= Your task =
In the listing below, locate the lines that hold the string "optimization". Copy those lines.

* Begin Material for this exercise *

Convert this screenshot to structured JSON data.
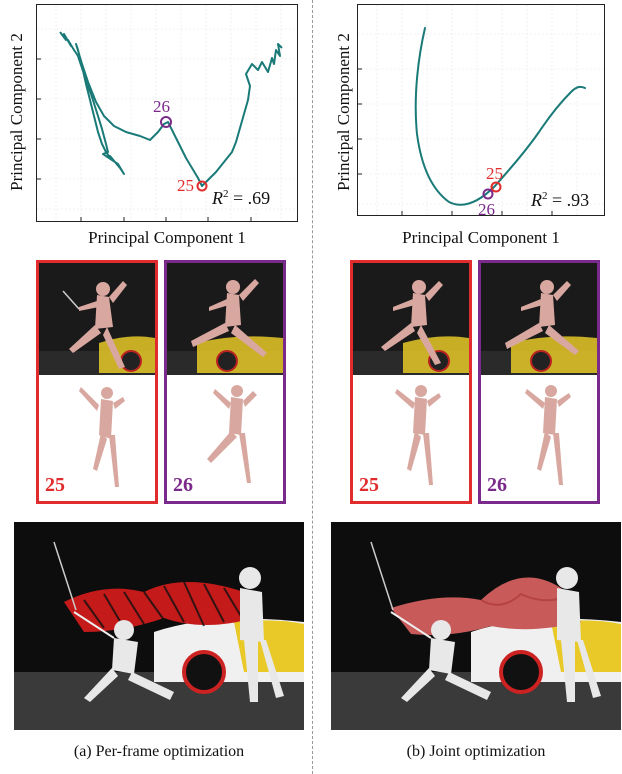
{
  "chart_data": [
    {
      "type": "line",
      "xlabel": "Principal Component 1",
      "ylabel": "Principal Component 2",
      "annotations": [
        {
          "text": "R² = .69"
        },
        {
          "frame": "26",
          "color": "#7a2a8a"
        },
        {
          "frame": "25",
          "color": "#e02c2c"
        }
      ],
      "grid": true
    },
    {
      "type": "line",
      "xlabel": "Principal Component 1",
      "ylabel": "Principal Component 2",
      "annotations": [
        {
          "text": "R² = .93"
        },
        {
          "frame": "25",
          "color": "#e02c2c"
        },
        {
          "frame": "26",
          "color": "#7a2a8a"
        }
      ],
      "grid": true
    }
  ],
  "left": {
    "r2_label": "R",
    "r2_sup": "2",
    "r2_value": " = .69",
    "frame_a": "25",
    "frame_b": "26",
    "caption": "(a) Per-frame optimization"
  },
  "right": {
    "r2_label": "R",
    "r2_sup": "2",
    "r2_value": " = .93",
    "frame_a": "25",
    "frame_b": "26",
    "caption": "(b) Joint optimization"
  },
  "axes": {
    "xlabel": "Principal Component 1",
    "ylabel": "Principal Component 2"
  },
  "colors": {
    "trajectory": "#1a7a78",
    "frame_25": "#e02c2c",
    "frame_26": "#7a2a8a"
  }
}
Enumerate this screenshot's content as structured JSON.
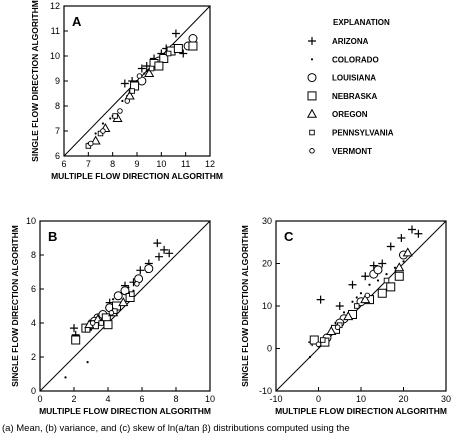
{
  "caption": "(a) Mean, (b) variance, and (c) skew of ln(a/tan β) distributions computed using the",
  "legend": {
    "title": "EXPLANATION",
    "entries": [
      {
        "label": "ARIZONA",
        "marker": "plus"
      },
      {
        "label": "COLORADO",
        "marker": "dot"
      },
      {
        "label": "LOUISIANA",
        "marker": "circle"
      },
      {
        "label": "NEBRASKA",
        "marker": "square"
      },
      {
        "label": "OREGON",
        "marker": "triangle"
      },
      {
        "label": "PENNSYLVANIA",
        "marker": "small-square"
      },
      {
        "label": "VERMONT",
        "marker": "small-circle"
      }
    ]
  },
  "chart_data": [
    {
      "type": "scatter",
      "panel_label": "A",
      "xlabel": "MULTIPLE FLOW DIRECTION ALGORITHM",
      "ylabel": "SINGLE FLOW DIRECTION ALGORITHM",
      "xlim": [
        6,
        12
      ],
      "ylim": [
        6,
        12
      ],
      "xticks": [
        "6",
        "7",
        "8",
        "9",
        "10",
        "11",
        "12"
      ],
      "yticks": [
        "6",
        "7",
        "8",
        "9",
        "10",
        "11",
        "12"
      ],
      "reference_line": "1:1",
      "series": [
        {
          "marker": "plus",
          "points": [
            [
              8.5,
              8.9
            ],
            [
              9.4,
              9.6
            ],
            [
              9.7,
              9.9
            ],
            [
              10.2,
              10.3
            ],
            [
              10.6,
              10.9
            ],
            [
              10.9,
              10.1
            ],
            [
              11.3,
              10.5
            ],
            [
              10.0,
              10.1
            ],
            [
              8.8,
              9.0
            ],
            [
              9.2,
              9.5
            ]
          ]
        },
        {
          "marker": "dot",
          "points": [
            [
              7.0,
              6.5
            ],
            [
              7.3,
              6.9
            ],
            [
              7.6,
              7.3
            ],
            [
              8.0,
              7.6
            ],
            [
              8.4,
              8.2
            ],
            [
              8.7,
              8.6
            ],
            [
              9.0,
              9.0
            ],
            [
              9.3,
              9.3
            ],
            [
              9.6,
              9.7
            ],
            [
              10.1,
              10.0
            ],
            [
              10.4,
              10.3
            ],
            [
              9.4,
              9.4
            ],
            [
              8.6,
              8.4
            ],
            [
              7.9,
              7.5
            ]
          ]
        },
        {
          "marker": "circle",
          "points": [
            [
              9.2,
              9.0
            ],
            [
              9.9,
              9.8
            ],
            [
              10.5,
              10.3
            ],
            [
              11.1,
              10.4
            ],
            [
              11.3,
              10.7
            ]
          ]
        },
        {
          "marker": "square",
          "points": [
            [
              8.9,
              8.8
            ],
            [
              9.7,
              9.7
            ],
            [
              10.1,
              9.9
            ],
            [
              10.4,
              10.2
            ],
            [
              10.7,
              10.3
            ],
            [
              11.3,
              10.4
            ],
            [
              9.9,
              9.6
            ]
          ]
        },
        {
          "marker": "triangle",
          "points": [
            [
              7.3,
              6.6
            ],
            [
              7.7,
              7.1
            ],
            [
              8.2,
              7.5
            ],
            [
              8.7,
              8.4
            ],
            [
              9.5,
              9.3
            ]
          ]
        },
        {
          "marker": "small-square",
          "points": [
            [
              7.0,
              6.4
            ],
            [
              7.5,
              6.9
            ],
            [
              8.1,
              7.6
            ],
            [
              8.8,
              8.6
            ],
            [
              9.6,
              9.5
            ],
            [
              10.3,
              10.1
            ]
          ]
        },
        {
          "marker": "small-circle",
          "points": [
            [
              7.1,
              6.5
            ],
            [
              7.6,
              7.0
            ],
            [
              8.3,
              7.8
            ],
            [
              8.6,
              8.2
            ],
            [
              9.1,
              9.2
            ]
          ]
        }
      ]
    },
    {
      "type": "scatter",
      "panel_label": "B",
      "xlabel": "MULTIPLE FLOW DIRECTION ALGORITHM",
      "ylabel": "SINGLE FLOW DIRECTION ALGORITHM",
      "xlim": [
        0,
        10
      ],
      "ylim": [
        0,
        10
      ],
      "xticks": [
        "0",
        "2",
        "4",
        "6",
        "8",
        "10"
      ],
      "yticks": [
        "0",
        "2",
        "4",
        "6",
        "8",
        "10"
      ],
      "reference_line": "1:1",
      "series": [
        {
          "marker": "plus",
          "points": [
            [
              2.0,
              3.7
            ],
            [
              2.1,
              3.3
            ],
            [
              4.1,
              5.2
            ],
            [
              5.0,
              6.2
            ],
            [
              5.9,
              7.1
            ],
            [
              6.4,
              7.5
            ],
            [
              7.3,
              8.3
            ],
            [
              7.6,
              8.1
            ],
            [
              7.0,
              7.9
            ],
            [
              6.9,
              8.7
            ],
            [
              5.5,
              6.4
            ]
          ]
        },
        {
          "marker": "dot",
          "points": [
            [
              1.5,
              0.8
            ],
            [
              2.8,
              1.7
            ],
            [
              3.0,
              3.6
            ],
            [
              3.5,
              4.2
            ],
            [
              3.9,
              4.9
            ],
            [
              4.3,
              5.4
            ],
            [
              4.8,
              5.8
            ],
            [
              5.2,
              6.1
            ],
            [
              5.8,
              6.6
            ],
            [
              6.3,
              7.0
            ],
            [
              4.0,
              4.5
            ],
            [
              3.3,
              3.8
            ],
            [
              5.5,
              5.9
            ],
            [
              4.6,
              5.1
            ]
          ]
        },
        {
          "marker": "circle",
          "points": [
            [
              3.4,
              4.3
            ],
            [
              3.7,
              4.5
            ],
            [
              4.1,
              4.9
            ],
            [
              4.6,
              5.6
            ],
            [
              5.0,
              5.9
            ],
            [
              5.8,
              6.6
            ],
            [
              6.4,
              7.2
            ],
            [
              3.2,
              4.1
            ]
          ]
        },
        {
          "marker": "square",
          "points": [
            [
              2.1,
              3.0
            ],
            [
              2.7,
              3.7
            ],
            [
              3.2,
              3.9
            ],
            [
              3.9,
              4.3
            ],
            [
              4.5,
              5.0
            ],
            [
              5.3,
              5.5
            ],
            [
              4.0,
              3.9
            ]
          ]
        },
        {
          "marker": "triangle",
          "points": [
            [
              2.9,
              3.9
            ],
            [
              3.4,
              4.2
            ],
            [
              4.3,
              4.6
            ],
            [
              4.9,
              5.2
            ]
          ]
        },
        {
          "marker": "small-square",
          "points": [
            [
              2.8,
              3.6
            ],
            [
              3.6,
              4.0
            ],
            [
              4.4,
              4.7
            ],
            [
              5.4,
              5.7
            ]
          ]
        },
        {
          "marker": "small-circle",
          "points": [
            [
              3.1,
              4.0
            ],
            [
              4.2,
              4.6
            ],
            [
              5.7,
              6.3
            ]
          ]
        }
      ]
    },
    {
      "type": "scatter",
      "panel_label": "C",
      "xlabel": "MULTIPLE FLOW DIRECTION ALGORITHM",
      "ylabel": "SINGLE FLOW DIRECTION ALGORITHM",
      "xlim": [
        -10,
        30
      ],
      "ylim": [
        -10,
        30
      ],
      "xticks": [
        "-10",
        "0",
        "10",
        "20",
        "30"
      ],
      "yticks": [
        "-10",
        "0",
        "10",
        "20",
        "30"
      ],
      "reference_line": "1:1",
      "series": [
        {
          "marker": "plus",
          "points": [
            [
              0.5,
              11.5
            ],
            [
              -1.5,
              1.5
            ],
            [
              5.0,
              10.0
            ],
            [
              8.0,
              15.0
            ],
            [
              11.0,
              17.0
            ],
            [
              13.0,
              19.5
            ],
            [
              17.0,
              24.0
            ],
            [
              19.5,
              26.0
            ],
            [
              22.0,
              28.0
            ],
            [
              23.5,
              27.0
            ],
            [
              15.0,
              20.0
            ]
          ]
        },
        {
          "marker": "dot",
          "points": [
            [
              -2.0,
              -2.0
            ],
            [
              0.0,
              0.5
            ],
            [
              2.0,
              3.0
            ],
            [
              4.0,
              6.0
            ],
            [
              6.0,
              8.5
            ],
            [
              8.0,
              11.0
            ],
            [
              10.0,
              13.0
            ],
            [
              12.0,
              15.0
            ],
            [
              14.0,
              16.0
            ],
            [
              16.0,
              17.5
            ],
            [
              18.0,
              19.0
            ],
            [
              20.0,
              20.5
            ],
            [
              9.0,
              12.0
            ]
          ]
        },
        {
          "marker": "circle",
          "points": [
            [
              2.0,
              2.5
            ],
            [
              6.0,
              7.0
            ],
            [
              10.0,
              11.0
            ],
            [
              13.0,
              17.5
            ],
            [
              14.0,
              18.5
            ],
            [
              20.0,
              22.0
            ],
            [
              5.0,
              6.0
            ]
          ]
        },
        {
          "marker": "square",
          "points": [
            [
              -1.0,
              2.0
            ],
            [
              1.5,
              1.5
            ],
            [
              4.0,
              4.5
            ],
            [
              8.0,
              8.0
            ],
            [
              12.0,
              11.5
            ],
            [
              17.0,
              14.5
            ],
            [
              19.0,
              17.0
            ],
            [
              15.0,
              13.0
            ]
          ]
        },
        {
          "marker": "triangle",
          "points": [
            [
              3.0,
              4.0
            ],
            [
              7.0,
              7.5
            ],
            [
              11.0,
              11.5
            ],
            [
              19.0,
              19.0
            ],
            [
              21.0,
              22.5
            ]
          ]
        },
        {
          "marker": "small-square",
          "points": [
            [
              1.0,
              2.0
            ],
            [
              5.0,
              5.5
            ],
            [
              9.0,
              10.0
            ],
            [
              16.0,
              16.0
            ]
          ]
        },
        {
          "marker": "small-circle",
          "points": [
            [
              0.0,
              1.0
            ],
            [
              4.5,
              5.0
            ],
            [
              11.5,
              12.5
            ]
          ]
        }
      ]
    }
  ]
}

* End Material for this exercise *

= Full output =
    "caption": "(a) Per-frame optimization"
    "caption": "(b) Joint optimization"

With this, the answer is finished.